**REQUIRED TASK**:
Return, word for word, every line that follows.

▬▬▬▬▬▬

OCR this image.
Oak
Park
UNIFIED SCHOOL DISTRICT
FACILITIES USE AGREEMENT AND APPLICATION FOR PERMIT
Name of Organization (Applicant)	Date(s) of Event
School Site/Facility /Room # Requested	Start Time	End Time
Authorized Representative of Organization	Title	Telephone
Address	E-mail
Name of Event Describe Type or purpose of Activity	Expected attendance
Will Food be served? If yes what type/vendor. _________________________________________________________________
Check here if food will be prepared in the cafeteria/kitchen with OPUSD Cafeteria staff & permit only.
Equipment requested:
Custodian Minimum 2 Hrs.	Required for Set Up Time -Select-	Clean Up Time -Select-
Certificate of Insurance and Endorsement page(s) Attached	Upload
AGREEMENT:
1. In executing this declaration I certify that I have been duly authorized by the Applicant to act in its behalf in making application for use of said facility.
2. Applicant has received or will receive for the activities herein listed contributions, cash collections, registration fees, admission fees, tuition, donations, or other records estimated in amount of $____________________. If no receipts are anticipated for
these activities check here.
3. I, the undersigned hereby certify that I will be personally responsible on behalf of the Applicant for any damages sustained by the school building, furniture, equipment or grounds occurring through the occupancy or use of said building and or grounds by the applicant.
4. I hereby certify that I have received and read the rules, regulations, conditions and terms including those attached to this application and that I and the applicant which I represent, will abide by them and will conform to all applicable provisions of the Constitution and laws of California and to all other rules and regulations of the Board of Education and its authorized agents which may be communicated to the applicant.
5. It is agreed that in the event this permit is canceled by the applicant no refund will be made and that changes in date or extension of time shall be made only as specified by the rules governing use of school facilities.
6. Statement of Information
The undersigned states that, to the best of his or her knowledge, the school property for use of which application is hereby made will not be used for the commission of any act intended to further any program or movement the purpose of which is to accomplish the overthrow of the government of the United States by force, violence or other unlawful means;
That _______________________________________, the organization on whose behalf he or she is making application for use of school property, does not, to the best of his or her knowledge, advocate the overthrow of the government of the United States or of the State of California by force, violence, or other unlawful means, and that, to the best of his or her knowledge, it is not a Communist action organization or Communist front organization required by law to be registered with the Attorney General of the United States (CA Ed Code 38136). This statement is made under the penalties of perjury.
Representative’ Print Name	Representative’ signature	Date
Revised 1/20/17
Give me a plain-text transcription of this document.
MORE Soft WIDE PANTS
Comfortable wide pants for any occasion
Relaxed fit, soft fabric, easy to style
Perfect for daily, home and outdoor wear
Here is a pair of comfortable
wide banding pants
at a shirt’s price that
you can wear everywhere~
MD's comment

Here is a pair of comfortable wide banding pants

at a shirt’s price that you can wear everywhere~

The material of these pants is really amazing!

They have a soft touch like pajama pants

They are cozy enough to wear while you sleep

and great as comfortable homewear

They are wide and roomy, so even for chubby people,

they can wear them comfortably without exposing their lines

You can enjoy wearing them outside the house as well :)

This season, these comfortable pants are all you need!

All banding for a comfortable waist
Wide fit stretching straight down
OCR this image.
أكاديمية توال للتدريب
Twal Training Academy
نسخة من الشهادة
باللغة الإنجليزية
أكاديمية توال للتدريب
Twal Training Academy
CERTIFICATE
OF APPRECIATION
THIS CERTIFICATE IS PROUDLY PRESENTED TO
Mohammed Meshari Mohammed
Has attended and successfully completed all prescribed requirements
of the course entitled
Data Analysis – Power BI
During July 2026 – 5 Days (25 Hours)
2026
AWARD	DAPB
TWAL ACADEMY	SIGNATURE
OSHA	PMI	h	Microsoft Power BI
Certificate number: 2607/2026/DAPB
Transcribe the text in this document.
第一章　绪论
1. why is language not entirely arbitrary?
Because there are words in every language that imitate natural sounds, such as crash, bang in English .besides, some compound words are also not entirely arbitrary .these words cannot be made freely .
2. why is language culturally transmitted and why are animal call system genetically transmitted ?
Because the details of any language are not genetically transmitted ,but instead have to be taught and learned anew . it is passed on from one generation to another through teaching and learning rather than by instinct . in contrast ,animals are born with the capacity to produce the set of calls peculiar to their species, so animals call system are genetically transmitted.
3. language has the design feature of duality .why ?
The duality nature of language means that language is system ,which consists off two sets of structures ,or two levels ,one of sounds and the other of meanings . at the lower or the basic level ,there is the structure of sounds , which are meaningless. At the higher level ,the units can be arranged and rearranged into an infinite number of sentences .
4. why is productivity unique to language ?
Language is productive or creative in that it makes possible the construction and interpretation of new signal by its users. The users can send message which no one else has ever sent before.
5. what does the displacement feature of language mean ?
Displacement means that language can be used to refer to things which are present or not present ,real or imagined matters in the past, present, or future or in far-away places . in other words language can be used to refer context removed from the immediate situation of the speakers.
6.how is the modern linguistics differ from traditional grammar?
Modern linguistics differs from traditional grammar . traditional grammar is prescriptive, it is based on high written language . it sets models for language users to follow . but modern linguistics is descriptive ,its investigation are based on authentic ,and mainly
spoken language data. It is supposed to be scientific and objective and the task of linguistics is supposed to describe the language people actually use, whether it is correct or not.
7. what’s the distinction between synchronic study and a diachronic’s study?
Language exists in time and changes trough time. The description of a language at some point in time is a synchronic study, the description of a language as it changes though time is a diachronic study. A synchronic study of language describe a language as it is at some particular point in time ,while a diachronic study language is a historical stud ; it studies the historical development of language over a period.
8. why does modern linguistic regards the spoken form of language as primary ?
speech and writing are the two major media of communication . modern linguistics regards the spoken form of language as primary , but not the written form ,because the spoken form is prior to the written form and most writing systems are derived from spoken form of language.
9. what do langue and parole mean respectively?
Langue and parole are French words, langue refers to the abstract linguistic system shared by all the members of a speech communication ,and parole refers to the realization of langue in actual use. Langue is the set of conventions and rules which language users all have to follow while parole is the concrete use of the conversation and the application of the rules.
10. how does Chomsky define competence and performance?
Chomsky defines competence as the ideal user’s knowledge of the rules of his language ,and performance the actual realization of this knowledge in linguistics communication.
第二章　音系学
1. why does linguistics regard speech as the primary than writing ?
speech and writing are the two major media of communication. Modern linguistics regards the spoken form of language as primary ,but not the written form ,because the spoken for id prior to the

▬▬▬▬▬▬

**RESULT**:
OCR this image.
Oak
Park
UNIFIED SCHOOL DISTRICT
FACILITIES USE AGREEMENT AND APPLICATION FOR PERMIT
Name of Organization (Applicant)	Date(s) of Event
School Site/Facility /Room # Requested	Start Time	End Time
Authorized Representative of Organization	Title	Telephone
Address	E-mail
Name of Event Describe Type or purpose of Activity	Expected attendance
Will Food be served? If yes what type/vendor. _________________________________________________________________
Check here if food will be prepared in the cafeteria/kitchen with OPUSD Cafeteria staff & permit only.
Equipment requested:
Custodian Minimum 2 Hrs.	Required for Set Up Time -Select-	Clean Up Time -Select-
Certificate of Insurance and Endorsement page(s) Attached	Upload
AGREEMENT:
1. In executing this declaration I certify that I have been duly authorized by the Applicant to act in its behalf in making application for use of said facility.
2. Applicant has received or will receive for the activities herein listed contributions, cash collections, registration fees, admission fees, tuition, donations, or other records estimated in amount of $____________________. If no receipts are anticipated for
these activities check here.
3. I, the undersigned hereby certify that I will be personally responsible on behalf of the Applicant for any damages sustained by the school building, furniture, equipment or grounds occurring through the occupancy or use of said building and or grounds by the applicant.
4. I hereby certify that I have received and read the rules, regulations, conditions and terms including those attached to this application and that I and the applicant which I represent, will abide by them and will conform to all applicable provisions of the Constitution and laws of California and to all other rules and regulations of the Board of Education and its authorized agents which may be communicated to the applicant.
5. It is agreed that in the event this permit is canceled by the applicant no refund will be made and that changes in date or extension of time shall be made only as specified by the rules governing use of school facilities.
6. Statement of Information
The undersigned states that, to the best of his or her knowledge, the school property for use of which application is hereby made will not be used for the commission of any act intended to further any program or movement the purpose of which is to accomplish the overthrow of the government of the United States by force, violence or other unlawful means;
That _______________________________________, the organization on whose behalf he or she is making application for use of school property, does not, to the best of his or her knowledge, advocate the overthrow of the government of the United States or of the State of California by force, violence, or other unlawful means, and that, to the best of his or her knowledge, it is not a Communist action organization or Communist front organization required by law to be registered with the Attorney General of the United States (CA Ed Code 38136). This statement is made under the penalties of perjury.
Representative’ Print Name	Representative’ signature	Date
Revised 1/20/17
Give me a plain-text transcription of this document.
MORE Soft WIDE PANTS
Comfortable wide pants for any occasion
Relaxed fit, soft fabric, easy to style
Perfect for daily, home and outdoor wear
Here is a pair of comfortable
wide banding pants
at a shirt’s price that
you can wear everywhere~
MD's comment

Here is a pair of comfortable wide banding pants

at a shirt’s price that you can wear everywhere~

The material of these pants is really amazing!

They have a soft touch like pajama pants

They are cozy enough to wear while you sleep

and great as comfortable homewear

They are wide and roomy, so even for chubby people,

they can wear them comfortably without exposing their lines

You can enjoy wearing them outside the house as well :)

This season, these comfortable pants are all you need!

All banding for a comfortable waist
Wide fit stretching straight down
OCR this image.
أكاديمية توال للتدريب
Twal Training Academy
نسخة من الشهادة
باللغة الإنجليزية
أكاديمية توال للتدريب
Twal Training Academy
CERTIFICATE
OF APPRECIATION
THIS CERTIFICATE IS PROUDLY PRESENTED TO
Mohammed Meshari Mohammed
Has attended and successfully completed all prescribed requirements
of the course entitled
Data Analysis – Power BI
During July 2026 – 5 Days (25 Hours)
2026
AWARD	DAPB
TWAL ACADEMY	SIGNATURE
OSHA	PMI	h	Microsoft Power BI
Certificate number: 2607/2026/DAPB
Transcribe the text in this document.
第一章　绪论
1. why is language not entirely arbitrary?
Because there are words in every language that imitate natural sounds, such as crash, bang in English .besides, some compound words are also not entirely arbitrary .these words cannot be made freely .
2. why is language culturally transmitted and why are animal call system genetically transmitted ?
Because the details of any language are not genetically transmitted ,but instead have to be taught and learned anew . it is passed on from one generation to another through teaching and learning rather than by instinct . in contrast ,animals are born with the capacity to produce the set of calls peculiar to their species, so animals call system are genetically transmitted.
3. language has the design feature of duality .why ?
The duality nature of language means that language is system ,which consists off two sets of structures ,or two levels ,one of sounds and the other of meanings . at the lower or the basic level ,there is the structure of sounds , which are meaningless. At the higher level ,the units can be arranged and rearranged into an infinite number of sentences .
4. why is productivity unique to language ?
Language is productive or creative in that it makes possible the construction and interpretation of new signal by its users. The users can send message which no one else has ever sent before.
5. what does the displacement feature of language mean ?
Displacement means that language can be used to refer to things which are present or not present ,real or imagined matters in the past, present, or future or in far-away places . in other words language can be used to refer context removed from the immediate situation of the speakers.
6.how is the modern linguistics differ from traditional grammar?
Modern linguistics differs from traditional grammar . traditional grammar is prescriptive, it is based on high written language . it sets models for language users to follow . but modern linguistics is descriptive ,its investigation are based on authentic ,and mainly
spoken language data. It is supposed to be scientific and objective and the task of linguistics is supposed to describe the language people actually use, whether it is correct or not.
7. what’s the distinction between synchronic study and a diachronic’s study?
Language exists in time and changes trough time. The description of a language at some point in time is a synchronic study, the description of a language as it changes though time is a diachronic study. A synchronic study of language describe a language as it is at some particular point in time ,while a diachronic study language is a historical stud ; it studies the historical development of language over a period.
8. why does modern linguistic regards the spoken form of language as primary ?
speech and writing are the two major media of communication . modern linguistics regards the spoken form of language as primary , but not the written form ,because the spoken form is prior to the written form and most writing systems are derived from spoken form of language.
9. what do langue and parole mean respectively?
Langue and parole are French words, langue refers to the abstract linguistic system shared by all the members of a speech communication ,and parole refers to the realization of langue in actual use. Langue is the set of conventions and rules which language users all have to follow while parole is the concrete use of the conversation and the application of the rules.
10. how does Chomsky define competence and performance?
Chomsky defines competence as the ideal user’s knowledge of the rules of his language ,and performance the actual realization of this knowledge in linguistics communication.
第二章　音系学
1. why does linguistics regard speech as the primary than writing ?
speech and writing are the two major media of communication. Modern linguistics regards the spoken form of language as primary ,but not the written form ,because the spoken for id prior to the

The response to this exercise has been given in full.